• **Your goal**:
Pictures do not belong in the copy; quote every entry below exactly.

[START OF Entries shown]

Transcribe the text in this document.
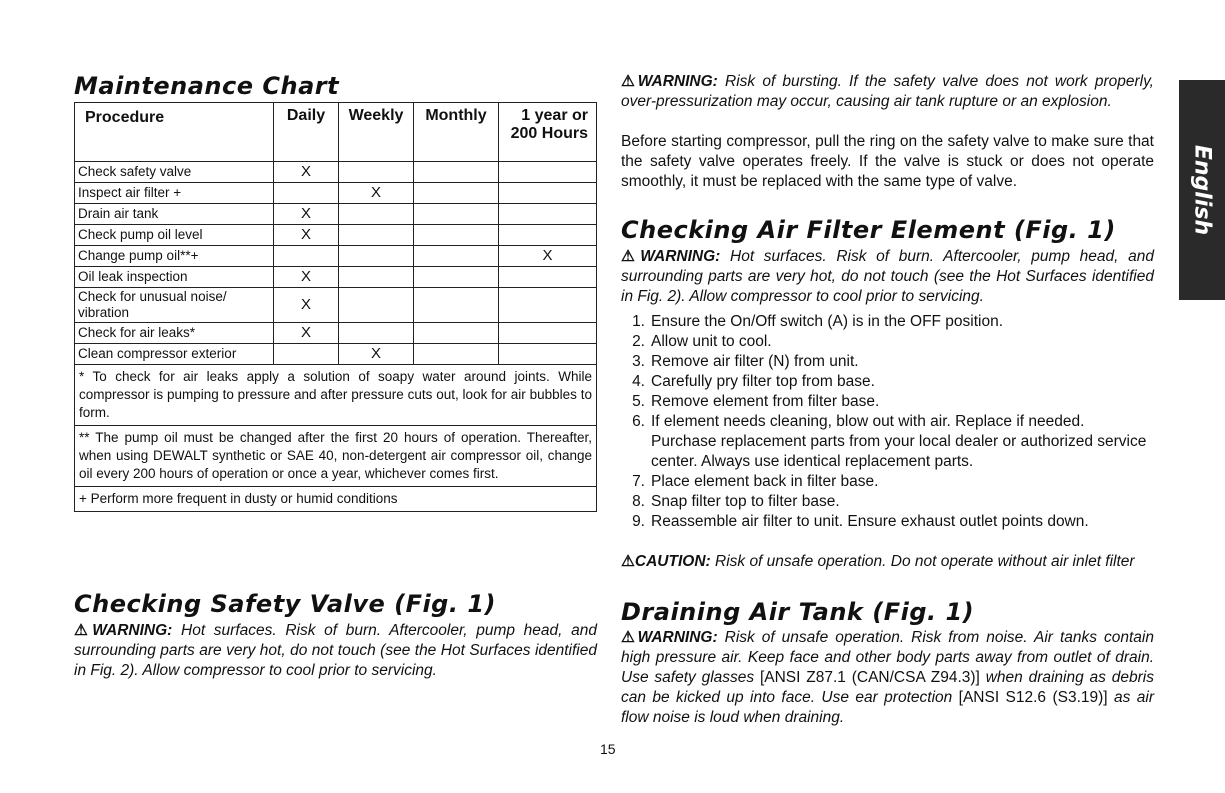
Maintenance Chart
Procedure	Daily	Weekly	Monthly	1 year or 200 Hours
Check safety valve	X			
Inspect air filter +		X		
Drain air tank	X			
Check pump oil level	X			
Change pump oil**+				X
Oil leak inspection	X			
Check for unusual noise/ vibration	X			
Check for air leaks*	X			
Clean compressor exterior		X		
* To check for air leaks apply a solution of soapy water around joints. While compressor is pumping to pressure and after pressure cuts out, look for air bubbles to form.				
** The pump oil must be changed after the first 20 hours of operation. Thereafter, when using DEWALT synthetic or SAE 40, non-detergent air compressor oil, change oil every 200 hours of operation or once a year, whichever comes first.				
+ Perform more frequent in dusty or humid conditions				
Checking Safety Valve (Fig. 1)
⚠WARNING: Hot surfaces. Risk of burn. Aftercooler, pump head, and surrounding parts are very hot, do not touch (see the Hot Surfaces identified in Fig. 2). Allow compressor to cool prior to servicing.
⚠WARNING: Risk of bursting. If the safety valve does not work properly, over-pressurization may occur, causing air tank rupture or an explosion.
Before starting compressor, pull the ring on the safety valve to make sure that the safety valve operates freely. If the valve is stuck or does not operate smoothly, it must be replaced with the same type of valve.
Checking Air Filter Element (Fig. 1)
⚠WARNING: Hot surfaces. Risk of burn. Aftercooler, pump head, and surrounding parts are very hot, do not touch (see the Hot Surfaces identified in Fig. 2). Allow compressor to cool prior to servicing.
1. Ensure the On/Off switch (A) is in the OFF position.
2. Allow unit to cool.
3. Remove air filter (N) from unit.
4. Carefully pry filter top from base.
5. Remove element from filter base.
6. If element needs cleaning, blow out with air. Replace if needed. Purchase replacement parts from your local dealer or authorized service center. Always use identical replacement parts.
7. Place element back in filter base.
8. Snap filter top to filter base.
9. Reassemble air filter to unit. Ensure exhaust outlet points down.
⚠CAUTION: Risk of unsafe operation. Do not operate without air inlet filter
Draining Air Tank (Fig. 1)
⚠WARNING: Risk of unsafe operation. Risk from noise. Air tanks contain high pressure air. Keep face and other body parts away from outlet of drain. Use safety glasses [ANSI Z87.1 (CAN/CSA Z94.3)] when draining as debris can be kicked up into face. Use ear protection [ANSI S12.6 (S3.19)] as air flow noise is loud when draining.
English
15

[END OF Entries shown]

• **Solution below**:
Transcribe the text in this document.
Maintenance Chart
Procedure	Daily	Weekly	Monthly	1 year or 200 Hours
Check safety valve	X			
Inspect air filter +		X		
Drain air tank	X			
Check pump oil level	X			
Change pump oil**+				X
Oil leak inspection	X			
Check for unusual noise/ vibration	X			
Check for air leaks*	X			
Clean compressor exterior		X		
* To check for air leaks apply a solution of soapy water around joints. While compressor is pumping to pressure and after pressure cuts out, look for air bubbles to form.				
** The pump oil must be changed after the first 20 hours of operation. Thereafter, when using DEWALT synthetic or SAE 40, non-detergent air compressor oil, change oil every 200 hours of operation or once a year, whichever comes first.				
+ Perform more frequent in dusty or humid conditions				
Checking Safety Valve (Fig. 1)
⚠WARNING: Hot surfaces. Risk of burn. Aftercooler, pump head, and surrounding parts are very hot, do not touch (see the Hot Surfaces identified in Fig. 2). Allow compressor to cool prior to servicing.
⚠WARNING: Risk of bursting. If the safety valve does not work properly, over-pressurization may occur, causing air tank rupture or an explosion.
Before starting compressor, pull the ring on the safety valve to make sure that the safety valve operates freely. If the valve is stuck or does not operate smoothly, it must be replaced with the same type of valve.
Checking Air Filter Element (Fig. 1)
⚠WARNING: Hot surfaces. Risk of burn. Aftercooler, pump head, and surrounding parts are very hot, do not touch (see the Hot Surfaces identified in Fig. 2). Allow compressor to cool prior to servicing.
1. Ensure the On/Off switch (A) is in the OFF position.
2. Allow unit to cool.
3. Remove air filter (N) from unit.
4. Carefully pry filter top from base.
5. Remove element from filter base.
6. If element needs cleaning, blow out with air. Replace if needed. Purchase replacement parts from your local dealer or authorized service center. Always use identical replacement parts.
7. Place element back in filter base.
8. Snap filter top to filter base.
9. Reassemble air filter to unit. Ensure exhaust outlet points down.
⚠CAUTION: Risk of unsafe operation. Do not operate without air inlet filter
Draining Air Tank (Fig. 1)
⚠WARNING: Risk of unsafe operation. Risk from noise. Air tanks contain high pressure air. Keep face and other body parts away from outlet of drain. Use safety glasses [ANSI Z87.1 (CAN/CSA Z94.3)] when draining as debris can be kicked up into face. Use ear protection [ANSI S12.6 (S3.19)] as air flow noise is loud when draining.
English
15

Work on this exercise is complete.